** START DATASET **

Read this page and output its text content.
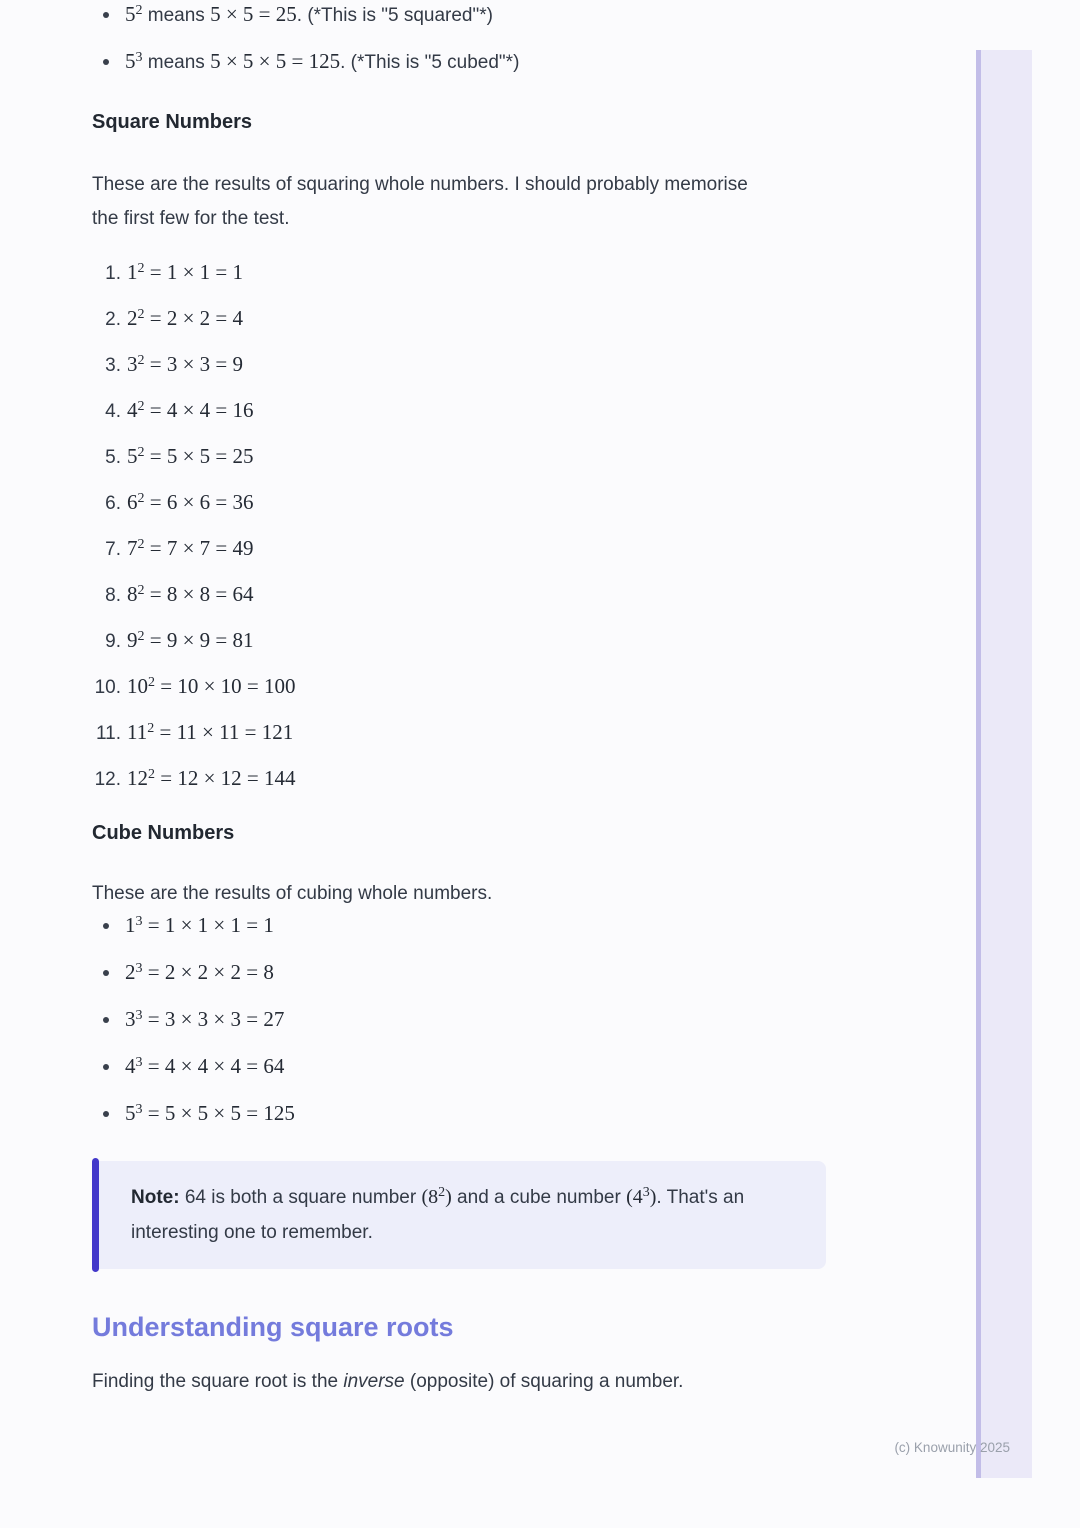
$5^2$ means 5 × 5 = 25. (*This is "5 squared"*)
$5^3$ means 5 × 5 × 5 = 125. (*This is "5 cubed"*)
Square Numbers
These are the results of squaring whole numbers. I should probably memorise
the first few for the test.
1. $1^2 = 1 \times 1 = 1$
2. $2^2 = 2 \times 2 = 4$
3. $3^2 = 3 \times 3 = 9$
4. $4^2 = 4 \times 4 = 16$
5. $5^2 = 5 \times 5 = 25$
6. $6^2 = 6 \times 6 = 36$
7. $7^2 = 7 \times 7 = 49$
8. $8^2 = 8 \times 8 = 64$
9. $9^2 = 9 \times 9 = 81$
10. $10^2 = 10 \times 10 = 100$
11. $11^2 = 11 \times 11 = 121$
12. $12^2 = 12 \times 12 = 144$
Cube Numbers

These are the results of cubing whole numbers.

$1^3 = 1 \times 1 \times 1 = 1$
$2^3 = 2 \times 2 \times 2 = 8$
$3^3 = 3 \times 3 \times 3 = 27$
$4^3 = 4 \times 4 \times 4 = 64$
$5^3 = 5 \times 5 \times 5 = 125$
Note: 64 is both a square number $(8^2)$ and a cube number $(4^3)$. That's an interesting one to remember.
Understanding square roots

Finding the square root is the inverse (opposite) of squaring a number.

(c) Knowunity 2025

** END DATASET **

From the records above, pull out each line that has "These".

These are the results of squaring whole numbers. I should probably memorise
These are the results of cubing whole numbers.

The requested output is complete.